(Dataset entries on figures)
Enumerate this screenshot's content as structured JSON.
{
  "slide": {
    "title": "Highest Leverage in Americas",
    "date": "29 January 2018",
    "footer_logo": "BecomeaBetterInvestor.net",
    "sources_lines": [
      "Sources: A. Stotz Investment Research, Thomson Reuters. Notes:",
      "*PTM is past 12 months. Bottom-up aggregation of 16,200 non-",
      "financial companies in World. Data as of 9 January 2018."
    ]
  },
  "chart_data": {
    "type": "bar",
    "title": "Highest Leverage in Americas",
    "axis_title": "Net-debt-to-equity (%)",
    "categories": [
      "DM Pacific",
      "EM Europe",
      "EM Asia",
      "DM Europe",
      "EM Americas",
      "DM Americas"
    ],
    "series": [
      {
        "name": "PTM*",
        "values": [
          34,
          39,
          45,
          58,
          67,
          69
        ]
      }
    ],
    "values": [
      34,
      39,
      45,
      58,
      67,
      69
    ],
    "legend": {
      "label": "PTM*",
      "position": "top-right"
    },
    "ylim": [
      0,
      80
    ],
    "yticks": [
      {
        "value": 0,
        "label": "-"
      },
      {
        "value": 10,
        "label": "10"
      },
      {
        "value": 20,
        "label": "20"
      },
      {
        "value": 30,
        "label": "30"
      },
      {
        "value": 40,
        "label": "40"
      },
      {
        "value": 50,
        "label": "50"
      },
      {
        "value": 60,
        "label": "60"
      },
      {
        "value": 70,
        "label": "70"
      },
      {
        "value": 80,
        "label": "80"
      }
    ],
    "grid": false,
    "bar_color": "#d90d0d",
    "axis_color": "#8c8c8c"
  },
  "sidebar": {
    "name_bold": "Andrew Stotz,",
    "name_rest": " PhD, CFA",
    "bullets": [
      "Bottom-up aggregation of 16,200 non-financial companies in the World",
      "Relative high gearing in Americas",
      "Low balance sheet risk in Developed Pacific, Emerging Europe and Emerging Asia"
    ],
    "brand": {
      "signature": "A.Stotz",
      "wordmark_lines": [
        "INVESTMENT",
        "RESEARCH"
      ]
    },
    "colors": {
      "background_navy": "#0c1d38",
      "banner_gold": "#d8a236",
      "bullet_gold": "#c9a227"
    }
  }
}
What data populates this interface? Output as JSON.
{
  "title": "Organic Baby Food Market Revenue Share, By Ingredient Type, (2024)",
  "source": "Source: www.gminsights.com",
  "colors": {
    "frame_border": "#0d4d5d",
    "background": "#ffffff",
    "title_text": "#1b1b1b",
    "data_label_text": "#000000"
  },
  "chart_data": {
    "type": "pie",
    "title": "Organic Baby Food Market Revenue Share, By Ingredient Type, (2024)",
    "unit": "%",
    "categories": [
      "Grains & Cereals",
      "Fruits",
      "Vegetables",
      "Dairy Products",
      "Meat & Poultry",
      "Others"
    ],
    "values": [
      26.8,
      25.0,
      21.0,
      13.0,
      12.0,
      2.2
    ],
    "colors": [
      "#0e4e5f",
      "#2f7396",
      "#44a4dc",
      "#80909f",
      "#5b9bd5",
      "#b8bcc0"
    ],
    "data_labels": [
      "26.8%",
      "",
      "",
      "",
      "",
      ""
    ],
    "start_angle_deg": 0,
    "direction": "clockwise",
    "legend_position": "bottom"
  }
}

**Challenge**
From the listing above, copy out each line where the word "Asia" appears.

**Solution to this problem**
      "EM Asia",
      "Low balance sheet risk in Developed Pacific, Emerging Europe and Emerging Asia"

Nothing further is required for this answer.